• _Task goal_
Scan the entries below and count the lines holding the string "document". Supply only the number.

• _Records_
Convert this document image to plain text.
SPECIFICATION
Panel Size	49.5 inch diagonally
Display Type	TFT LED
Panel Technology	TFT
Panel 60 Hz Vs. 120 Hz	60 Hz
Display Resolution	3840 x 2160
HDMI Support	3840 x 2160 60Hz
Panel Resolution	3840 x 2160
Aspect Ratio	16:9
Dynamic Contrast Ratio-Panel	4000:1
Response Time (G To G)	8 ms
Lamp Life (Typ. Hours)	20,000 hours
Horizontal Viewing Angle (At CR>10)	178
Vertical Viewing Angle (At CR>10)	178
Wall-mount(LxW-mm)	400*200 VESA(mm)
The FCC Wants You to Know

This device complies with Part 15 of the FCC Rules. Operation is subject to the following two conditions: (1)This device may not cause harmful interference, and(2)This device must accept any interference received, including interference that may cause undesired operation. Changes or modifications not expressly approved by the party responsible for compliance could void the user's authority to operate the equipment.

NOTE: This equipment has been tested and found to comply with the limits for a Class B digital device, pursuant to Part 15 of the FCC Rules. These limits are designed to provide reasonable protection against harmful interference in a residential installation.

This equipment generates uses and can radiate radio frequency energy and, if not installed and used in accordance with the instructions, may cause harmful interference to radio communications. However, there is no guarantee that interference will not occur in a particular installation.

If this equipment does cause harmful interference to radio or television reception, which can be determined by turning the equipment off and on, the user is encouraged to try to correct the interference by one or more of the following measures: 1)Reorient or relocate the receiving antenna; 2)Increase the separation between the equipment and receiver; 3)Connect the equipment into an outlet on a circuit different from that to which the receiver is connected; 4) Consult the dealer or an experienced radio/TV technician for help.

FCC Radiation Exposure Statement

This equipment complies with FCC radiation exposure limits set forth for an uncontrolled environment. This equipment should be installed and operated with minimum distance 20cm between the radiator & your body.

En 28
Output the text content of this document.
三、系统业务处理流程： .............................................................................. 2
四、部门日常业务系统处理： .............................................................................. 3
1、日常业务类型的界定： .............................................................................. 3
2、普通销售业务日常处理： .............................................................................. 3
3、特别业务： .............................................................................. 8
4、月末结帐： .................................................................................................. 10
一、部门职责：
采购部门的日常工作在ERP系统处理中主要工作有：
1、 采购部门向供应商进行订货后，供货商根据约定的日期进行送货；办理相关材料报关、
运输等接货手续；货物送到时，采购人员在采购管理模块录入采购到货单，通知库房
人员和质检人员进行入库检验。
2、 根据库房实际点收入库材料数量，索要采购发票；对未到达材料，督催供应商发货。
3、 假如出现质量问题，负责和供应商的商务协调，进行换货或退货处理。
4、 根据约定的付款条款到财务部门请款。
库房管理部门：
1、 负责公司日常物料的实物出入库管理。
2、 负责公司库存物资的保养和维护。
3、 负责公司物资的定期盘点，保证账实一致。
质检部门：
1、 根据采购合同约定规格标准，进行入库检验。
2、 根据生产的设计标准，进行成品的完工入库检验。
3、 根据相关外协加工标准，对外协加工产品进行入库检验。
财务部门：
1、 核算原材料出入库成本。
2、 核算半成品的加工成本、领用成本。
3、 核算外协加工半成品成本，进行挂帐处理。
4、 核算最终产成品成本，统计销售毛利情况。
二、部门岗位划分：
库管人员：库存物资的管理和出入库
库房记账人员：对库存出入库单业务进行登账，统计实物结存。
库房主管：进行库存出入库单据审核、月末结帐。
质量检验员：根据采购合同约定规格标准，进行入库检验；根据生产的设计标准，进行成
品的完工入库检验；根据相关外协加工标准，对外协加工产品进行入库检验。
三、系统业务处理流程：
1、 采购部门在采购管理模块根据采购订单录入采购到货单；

• _Full output_
2